## Exercise brief:
Every line below should be copied exactly; drop the pictures.
-------------------------
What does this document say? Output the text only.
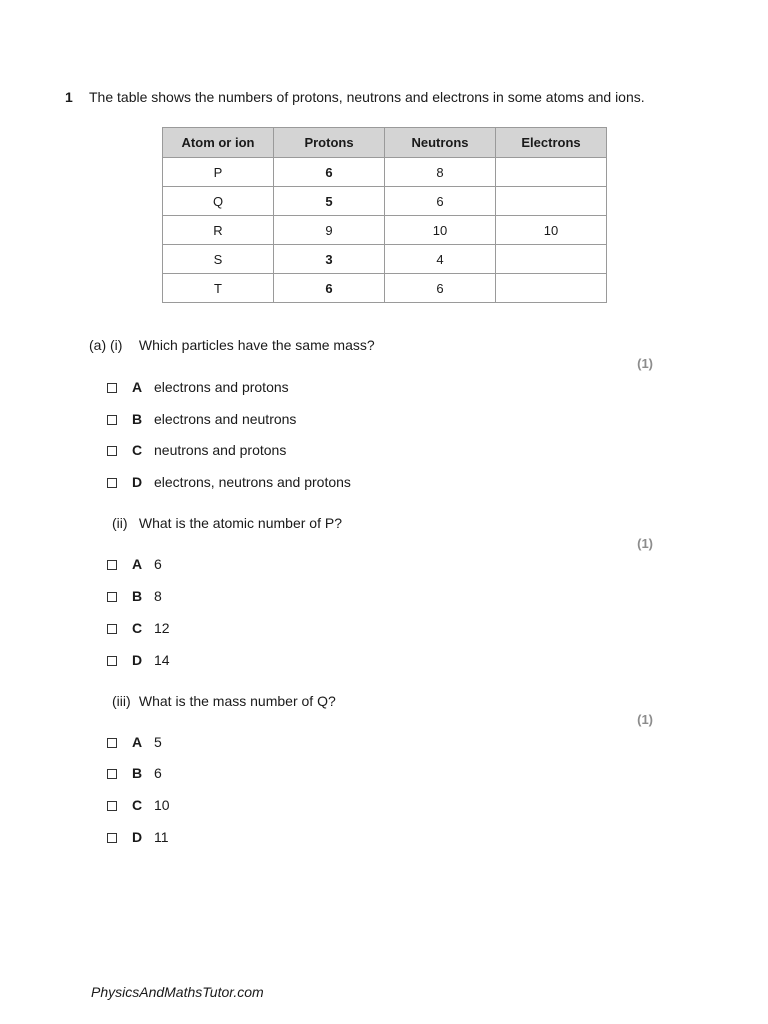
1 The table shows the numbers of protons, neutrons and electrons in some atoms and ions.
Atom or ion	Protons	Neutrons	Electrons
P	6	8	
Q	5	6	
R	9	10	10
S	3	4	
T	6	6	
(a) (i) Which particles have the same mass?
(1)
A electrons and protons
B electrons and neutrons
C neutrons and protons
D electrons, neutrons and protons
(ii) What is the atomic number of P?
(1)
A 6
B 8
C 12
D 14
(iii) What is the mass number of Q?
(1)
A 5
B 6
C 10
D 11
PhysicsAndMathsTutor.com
-------------------------
## Result of the task:
What does this document say? Output the text only.
1 The table shows the numbers of protons, neutrons and electrons in some atoms and ions.
Atom or ion	Protons	Neutrons	Electrons
P	6	8	
Q	5	6	
R	9	10	10
S	3	4	
T	6	6	
(a) (i) Which particles have the same mass?
(1)
A electrons and protons
B electrons and neutrons
C neutrons and protons
D electrons, neutrons and protons
(ii) What is the atomic number of P?
(1)
A 6
B 8
C 12
D 14
(iii) What is the mass number of Q?
(1)
A 5
B 6
C 10
D 11
PhysicsAndMathsTutor.com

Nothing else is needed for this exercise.